■ **Try it**: Report back each line of the records that contains the string "JSON".

■ **Stored data**:
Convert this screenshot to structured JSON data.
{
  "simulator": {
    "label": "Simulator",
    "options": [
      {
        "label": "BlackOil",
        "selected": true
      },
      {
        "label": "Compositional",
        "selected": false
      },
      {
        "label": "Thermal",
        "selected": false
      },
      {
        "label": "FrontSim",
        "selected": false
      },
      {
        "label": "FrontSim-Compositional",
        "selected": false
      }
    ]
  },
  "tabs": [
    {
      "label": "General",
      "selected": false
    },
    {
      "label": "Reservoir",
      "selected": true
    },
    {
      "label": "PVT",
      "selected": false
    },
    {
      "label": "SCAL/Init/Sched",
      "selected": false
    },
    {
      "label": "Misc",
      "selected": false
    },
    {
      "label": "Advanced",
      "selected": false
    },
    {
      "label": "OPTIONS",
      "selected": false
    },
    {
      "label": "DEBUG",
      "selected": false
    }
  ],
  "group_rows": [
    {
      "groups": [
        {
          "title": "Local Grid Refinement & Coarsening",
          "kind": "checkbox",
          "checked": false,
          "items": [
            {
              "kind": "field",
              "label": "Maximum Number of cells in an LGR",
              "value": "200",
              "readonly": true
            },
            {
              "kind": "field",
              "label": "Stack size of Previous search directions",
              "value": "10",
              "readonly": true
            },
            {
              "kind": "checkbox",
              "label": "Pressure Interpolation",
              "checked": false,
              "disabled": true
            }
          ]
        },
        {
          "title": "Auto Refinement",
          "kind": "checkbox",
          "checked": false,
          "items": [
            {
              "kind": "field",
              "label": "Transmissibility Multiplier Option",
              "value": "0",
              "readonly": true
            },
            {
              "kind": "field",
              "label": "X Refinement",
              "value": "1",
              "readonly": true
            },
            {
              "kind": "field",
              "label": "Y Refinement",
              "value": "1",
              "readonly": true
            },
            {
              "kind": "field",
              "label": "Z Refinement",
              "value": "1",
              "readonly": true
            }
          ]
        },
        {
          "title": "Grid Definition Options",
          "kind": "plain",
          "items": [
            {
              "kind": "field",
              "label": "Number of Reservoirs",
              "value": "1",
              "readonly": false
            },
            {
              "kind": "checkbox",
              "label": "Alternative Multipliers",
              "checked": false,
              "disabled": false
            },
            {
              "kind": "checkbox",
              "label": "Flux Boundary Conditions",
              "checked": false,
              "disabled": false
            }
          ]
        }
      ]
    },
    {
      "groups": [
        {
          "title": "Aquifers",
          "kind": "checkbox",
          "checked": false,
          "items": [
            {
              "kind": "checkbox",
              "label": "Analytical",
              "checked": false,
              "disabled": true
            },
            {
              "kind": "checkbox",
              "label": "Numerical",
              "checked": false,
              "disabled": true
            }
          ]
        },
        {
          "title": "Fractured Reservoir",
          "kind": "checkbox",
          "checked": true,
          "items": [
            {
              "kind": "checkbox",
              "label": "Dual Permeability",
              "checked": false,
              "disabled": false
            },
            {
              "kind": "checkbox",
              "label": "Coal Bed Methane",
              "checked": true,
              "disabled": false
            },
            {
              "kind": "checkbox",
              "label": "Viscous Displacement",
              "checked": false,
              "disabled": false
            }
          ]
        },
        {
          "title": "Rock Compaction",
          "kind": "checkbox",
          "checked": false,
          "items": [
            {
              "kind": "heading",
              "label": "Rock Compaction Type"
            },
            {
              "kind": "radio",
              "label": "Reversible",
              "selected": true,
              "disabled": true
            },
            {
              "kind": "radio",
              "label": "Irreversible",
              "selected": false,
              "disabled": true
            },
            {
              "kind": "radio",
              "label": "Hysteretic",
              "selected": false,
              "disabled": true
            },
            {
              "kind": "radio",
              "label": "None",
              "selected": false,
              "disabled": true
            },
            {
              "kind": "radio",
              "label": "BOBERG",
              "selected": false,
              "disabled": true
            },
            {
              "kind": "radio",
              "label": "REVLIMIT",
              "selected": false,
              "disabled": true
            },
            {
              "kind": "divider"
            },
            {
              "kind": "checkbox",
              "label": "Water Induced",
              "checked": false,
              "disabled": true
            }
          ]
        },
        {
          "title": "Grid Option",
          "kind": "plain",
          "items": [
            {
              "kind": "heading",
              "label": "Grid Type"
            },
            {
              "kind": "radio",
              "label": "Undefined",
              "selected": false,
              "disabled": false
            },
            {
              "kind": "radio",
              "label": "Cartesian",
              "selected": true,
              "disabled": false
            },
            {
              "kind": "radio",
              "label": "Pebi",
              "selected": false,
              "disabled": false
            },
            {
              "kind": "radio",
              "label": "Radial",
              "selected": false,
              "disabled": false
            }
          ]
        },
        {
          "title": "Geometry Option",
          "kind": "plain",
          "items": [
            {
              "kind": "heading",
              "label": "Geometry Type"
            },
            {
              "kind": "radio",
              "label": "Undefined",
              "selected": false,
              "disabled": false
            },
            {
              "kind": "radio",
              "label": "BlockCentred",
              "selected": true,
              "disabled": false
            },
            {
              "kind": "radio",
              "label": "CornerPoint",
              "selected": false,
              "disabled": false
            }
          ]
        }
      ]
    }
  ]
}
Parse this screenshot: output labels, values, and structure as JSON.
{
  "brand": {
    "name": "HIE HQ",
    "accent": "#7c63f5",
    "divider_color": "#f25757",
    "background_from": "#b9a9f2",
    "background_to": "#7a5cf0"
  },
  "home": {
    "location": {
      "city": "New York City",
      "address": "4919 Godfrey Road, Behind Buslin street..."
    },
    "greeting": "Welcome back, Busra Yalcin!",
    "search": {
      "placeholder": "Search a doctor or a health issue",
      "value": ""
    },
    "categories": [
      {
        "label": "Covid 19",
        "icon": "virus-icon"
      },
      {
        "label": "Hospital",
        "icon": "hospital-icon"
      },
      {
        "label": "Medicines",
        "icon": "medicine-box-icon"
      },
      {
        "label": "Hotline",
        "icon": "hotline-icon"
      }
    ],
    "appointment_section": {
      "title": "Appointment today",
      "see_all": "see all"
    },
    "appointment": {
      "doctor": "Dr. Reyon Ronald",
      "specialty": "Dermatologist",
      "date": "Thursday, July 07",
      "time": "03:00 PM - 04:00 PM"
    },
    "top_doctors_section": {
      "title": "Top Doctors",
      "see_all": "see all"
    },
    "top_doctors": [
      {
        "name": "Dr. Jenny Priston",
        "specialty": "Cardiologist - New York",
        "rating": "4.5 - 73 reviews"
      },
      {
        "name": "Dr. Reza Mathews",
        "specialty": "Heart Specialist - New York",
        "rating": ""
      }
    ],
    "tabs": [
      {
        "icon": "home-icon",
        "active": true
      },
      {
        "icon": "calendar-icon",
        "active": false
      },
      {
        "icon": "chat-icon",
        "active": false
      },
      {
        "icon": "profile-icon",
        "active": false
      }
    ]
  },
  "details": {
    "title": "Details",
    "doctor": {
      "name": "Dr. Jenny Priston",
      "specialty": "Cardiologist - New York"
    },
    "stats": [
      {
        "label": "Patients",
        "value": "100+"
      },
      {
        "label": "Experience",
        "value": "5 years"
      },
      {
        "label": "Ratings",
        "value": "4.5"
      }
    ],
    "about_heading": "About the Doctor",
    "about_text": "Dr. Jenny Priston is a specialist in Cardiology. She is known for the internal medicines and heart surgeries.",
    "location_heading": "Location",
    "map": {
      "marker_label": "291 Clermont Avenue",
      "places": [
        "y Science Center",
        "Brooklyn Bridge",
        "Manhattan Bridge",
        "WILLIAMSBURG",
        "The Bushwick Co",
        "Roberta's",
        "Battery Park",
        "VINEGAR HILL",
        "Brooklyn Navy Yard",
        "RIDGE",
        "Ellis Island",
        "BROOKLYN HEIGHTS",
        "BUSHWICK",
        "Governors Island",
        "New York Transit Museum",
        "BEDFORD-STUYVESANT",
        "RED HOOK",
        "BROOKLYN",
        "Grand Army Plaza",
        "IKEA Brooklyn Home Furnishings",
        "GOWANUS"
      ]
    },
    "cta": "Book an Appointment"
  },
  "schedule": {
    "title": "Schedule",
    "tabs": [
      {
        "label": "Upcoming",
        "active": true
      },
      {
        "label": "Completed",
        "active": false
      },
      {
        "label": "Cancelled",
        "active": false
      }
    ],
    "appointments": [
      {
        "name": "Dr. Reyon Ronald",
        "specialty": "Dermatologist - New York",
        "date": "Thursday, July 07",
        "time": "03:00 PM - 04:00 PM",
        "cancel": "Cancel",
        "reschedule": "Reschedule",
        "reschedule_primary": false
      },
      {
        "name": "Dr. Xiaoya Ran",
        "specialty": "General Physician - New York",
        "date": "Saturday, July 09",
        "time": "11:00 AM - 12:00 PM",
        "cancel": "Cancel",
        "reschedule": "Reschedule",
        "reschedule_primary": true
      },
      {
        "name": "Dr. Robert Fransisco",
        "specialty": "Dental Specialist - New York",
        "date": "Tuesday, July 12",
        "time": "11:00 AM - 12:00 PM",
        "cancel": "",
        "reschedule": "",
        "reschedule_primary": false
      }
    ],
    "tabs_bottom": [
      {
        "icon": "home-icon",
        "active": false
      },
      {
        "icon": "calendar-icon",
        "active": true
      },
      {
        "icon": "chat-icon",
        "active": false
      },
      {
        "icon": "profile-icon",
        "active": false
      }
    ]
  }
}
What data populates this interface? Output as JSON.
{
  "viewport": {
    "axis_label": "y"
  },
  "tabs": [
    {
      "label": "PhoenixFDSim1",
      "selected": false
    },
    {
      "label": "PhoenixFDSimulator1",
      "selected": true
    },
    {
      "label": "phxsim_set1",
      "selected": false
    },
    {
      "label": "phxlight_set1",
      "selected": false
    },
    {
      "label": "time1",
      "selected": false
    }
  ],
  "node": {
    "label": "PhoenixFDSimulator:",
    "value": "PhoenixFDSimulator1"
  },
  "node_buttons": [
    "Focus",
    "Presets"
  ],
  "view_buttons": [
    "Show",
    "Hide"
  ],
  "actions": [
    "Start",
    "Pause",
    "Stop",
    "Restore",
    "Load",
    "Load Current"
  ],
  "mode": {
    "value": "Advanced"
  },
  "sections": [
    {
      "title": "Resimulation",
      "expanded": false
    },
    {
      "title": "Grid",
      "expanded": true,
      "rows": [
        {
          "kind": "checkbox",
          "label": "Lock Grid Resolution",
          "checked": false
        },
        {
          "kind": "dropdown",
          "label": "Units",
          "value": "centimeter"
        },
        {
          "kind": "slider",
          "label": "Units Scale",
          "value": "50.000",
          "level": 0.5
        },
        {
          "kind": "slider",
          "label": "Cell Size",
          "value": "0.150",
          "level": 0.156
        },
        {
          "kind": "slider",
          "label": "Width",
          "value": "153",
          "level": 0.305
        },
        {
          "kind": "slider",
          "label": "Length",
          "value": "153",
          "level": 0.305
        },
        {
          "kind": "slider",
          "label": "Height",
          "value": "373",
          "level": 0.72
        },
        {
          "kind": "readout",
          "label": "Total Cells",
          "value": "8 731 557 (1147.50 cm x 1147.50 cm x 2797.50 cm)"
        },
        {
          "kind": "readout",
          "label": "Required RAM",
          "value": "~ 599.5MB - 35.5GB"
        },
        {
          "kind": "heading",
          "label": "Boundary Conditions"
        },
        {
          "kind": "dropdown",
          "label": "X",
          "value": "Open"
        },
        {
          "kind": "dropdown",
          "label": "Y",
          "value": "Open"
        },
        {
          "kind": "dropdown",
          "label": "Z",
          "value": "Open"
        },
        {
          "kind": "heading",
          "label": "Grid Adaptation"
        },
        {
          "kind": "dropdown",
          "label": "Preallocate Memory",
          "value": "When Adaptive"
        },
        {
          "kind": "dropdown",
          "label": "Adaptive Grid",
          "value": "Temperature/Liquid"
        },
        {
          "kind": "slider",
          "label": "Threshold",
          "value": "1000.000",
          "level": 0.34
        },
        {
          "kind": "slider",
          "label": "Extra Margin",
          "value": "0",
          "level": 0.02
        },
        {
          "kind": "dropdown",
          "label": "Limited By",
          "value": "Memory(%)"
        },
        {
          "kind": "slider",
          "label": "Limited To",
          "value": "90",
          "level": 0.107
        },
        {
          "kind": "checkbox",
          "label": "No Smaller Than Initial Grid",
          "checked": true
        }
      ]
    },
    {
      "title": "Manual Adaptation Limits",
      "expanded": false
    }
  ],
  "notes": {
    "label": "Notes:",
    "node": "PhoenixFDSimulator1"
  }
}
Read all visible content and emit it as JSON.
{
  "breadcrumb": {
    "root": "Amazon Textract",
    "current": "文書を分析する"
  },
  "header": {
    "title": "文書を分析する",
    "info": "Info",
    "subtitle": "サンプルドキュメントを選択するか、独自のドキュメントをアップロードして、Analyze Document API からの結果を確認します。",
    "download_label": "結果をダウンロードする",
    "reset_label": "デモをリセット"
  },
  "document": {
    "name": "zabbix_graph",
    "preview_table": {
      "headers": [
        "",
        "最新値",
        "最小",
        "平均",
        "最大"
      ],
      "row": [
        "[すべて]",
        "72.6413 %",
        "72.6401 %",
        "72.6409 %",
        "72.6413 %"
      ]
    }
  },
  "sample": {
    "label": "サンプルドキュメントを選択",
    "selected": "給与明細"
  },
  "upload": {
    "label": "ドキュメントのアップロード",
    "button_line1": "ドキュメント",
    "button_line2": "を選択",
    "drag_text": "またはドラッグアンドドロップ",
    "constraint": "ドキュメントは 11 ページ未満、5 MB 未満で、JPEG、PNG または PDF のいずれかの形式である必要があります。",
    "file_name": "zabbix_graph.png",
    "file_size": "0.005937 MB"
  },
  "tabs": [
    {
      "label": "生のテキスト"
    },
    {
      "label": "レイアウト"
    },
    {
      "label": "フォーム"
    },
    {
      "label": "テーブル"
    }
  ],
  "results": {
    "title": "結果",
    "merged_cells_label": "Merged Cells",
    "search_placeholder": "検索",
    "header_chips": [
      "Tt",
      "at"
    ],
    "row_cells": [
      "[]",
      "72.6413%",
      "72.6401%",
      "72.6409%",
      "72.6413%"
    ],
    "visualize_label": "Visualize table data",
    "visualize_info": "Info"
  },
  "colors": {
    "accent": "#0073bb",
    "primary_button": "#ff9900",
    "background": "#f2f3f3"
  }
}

■ **Answer**:
Convert this screenshot to structured JSON data.
Parse this screenshot: output labels, values, and structure as JSON.
What data populates this interface? Output as JSON.
Read all visible content and emit it as JSON.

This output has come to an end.